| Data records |

— Start —

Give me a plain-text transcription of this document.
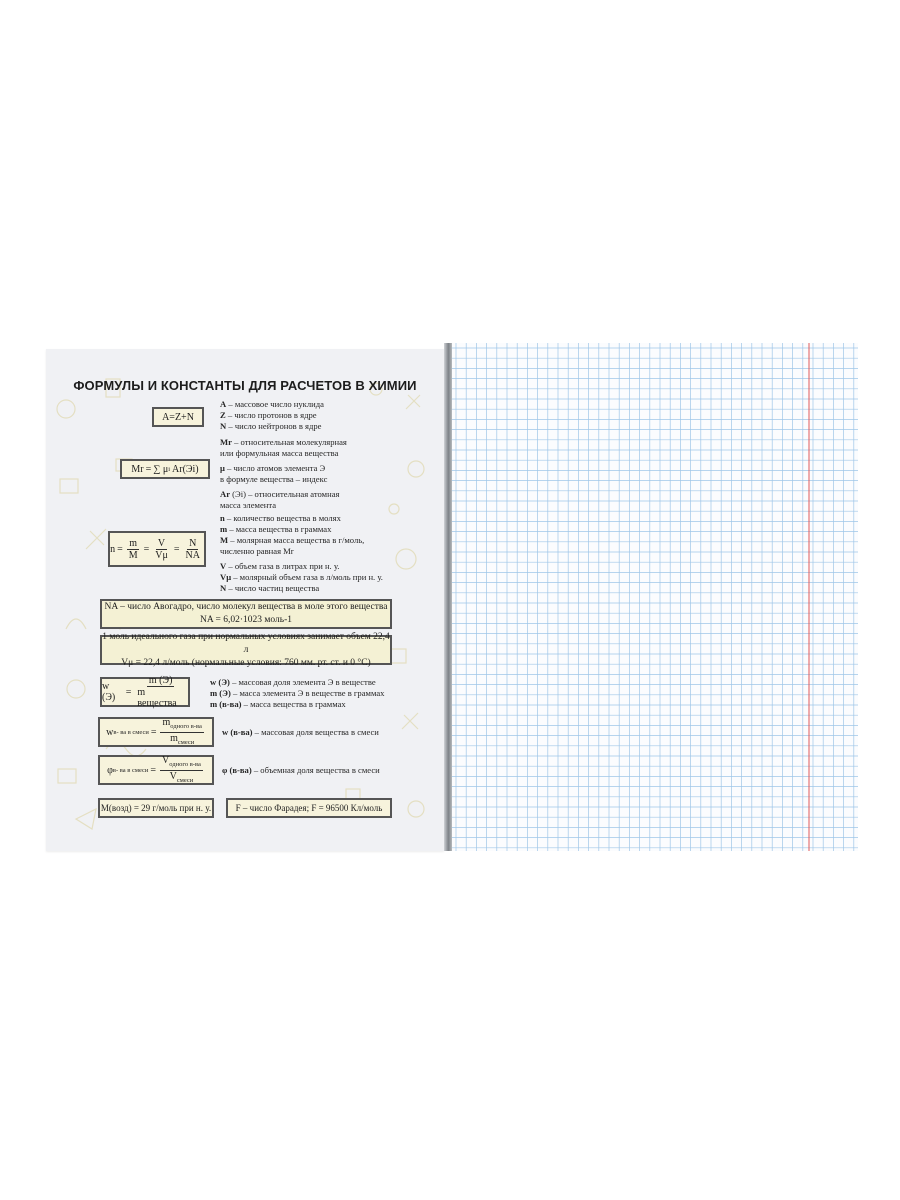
ФОРМУЛЫ И КОНСТАНТЫ ДЛЯ РАСЧЕТОВ В ХИМИИ
A=Z+N
A – массовое число нуклида
Z – число протонов в ядре
N – число нейтронов в ядре
Mr = ∑ μ i Ar(Эi)
Mr – относительная молекулярная
или формульная масса вещества
μ – число атомов элемента Э
в формуле вещества – индекс
Ar (Эi) – относительная атомная
масса элемента
$n = \frac{m}{M} = \frac{V}{V\mu} = \frac{N}{NA}$
n – количество вещества в молях
m – масса вещества в граммах
M – молярная масса вещества в г/моль,
численно равная Mr
V – объем газа в литрах при н. у.
Vμ – молярный объем газа в л/моль при н. у.
N – число частиц вещества
NA – число Авогадро, число молекул вещества в моле этого вещества
NA = 6,02·1023 моль-1
1 моль идеального газа при нормальных условиях занимает объем 22,4 л
Vμ = 22,4 л/моль (нормальные условия: 760 мм. рт. ст. и 0 °С)
w (Э)	= $\frac{m (Э)}{\text{m вещества}}$	w (Э) – массовая доля элемента Э в веществе
m (Э) – масса элемента Э в веществе в граммах
m (в-ва) – масса вещества в граммах
w в- ва в смеси = $\frac{m_{одного в-ва}}{m_{смеси}}$ w (в-ва) – массовая доля вещества в смеси
φ в- ва в смеси = $\frac{V_{одного в-ва}}{V_{смеси}}$ φ (в-ва) – объемная доля вещества в смеси
M(возд) = 29 г/моль при н. у.	F – число Фарадея; F = 96500 Кл/моль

— End —

| Challenge |
Using the data above, print every line exactly, omitting pictures.

| Worked answer |
Give me a plain-text transcription of this document.
ФОРМУЛЫ И КОНСТАНТЫ ДЛЯ РАСЧЕТОВ В ХИМИИ
A=Z+N
A – массовое число нуклида
Z – число протонов в ядре
N – число нейтронов в ядре
Mr = ∑ μ i Ar(Эi)
Mr – относительная молекулярная
или формульная масса вещества
μ – число атомов элемента Э
в формуле вещества – индекс
Ar (Эi) – относительная атомная
масса элемента
$n = \frac{m}{M} = \frac{V}{V\mu} = \frac{N}{NA}$
n – количество вещества в молях
m – масса вещества в граммах
M – молярная масса вещества в г/моль,
численно равная Mr
V – объем газа в литрах при н. у.
Vμ – молярный объем газа в л/моль при н. у.
N – число частиц вещества
NA – число Авогадро, число молекул вещества в моле этого вещества
NA = 6,02·1023 моль-1
1 моль идеального газа при нормальных условиях занимает объем 22,4 л
Vμ = 22,4 л/моль (нормальные условия: 760 мм. рт. ст. и 0 °С)
w (Э)	= $\frac{m (Э)}{\text{m вещества}}$	w (Э) – массовая доля элемента Э в веществе
m (Э) – масса элемента Э в веществе в граммах
m (в-ва) – масса вещества в граммах
w в- ва в смеси = $\frac{m_{одного в-ва}}{m_{смеси}}$ w (в-ва) – массовая доля вещества в смеси
φ в- ва в смеси = $\frac{V_{одного в-ва}}{V_{смеси}}$ φ (в-ва) – объемная доля вещества в смеси
M(возд) = 29 г/моль при н. у.	F – число Фарадея; F = 96500 Кл/моль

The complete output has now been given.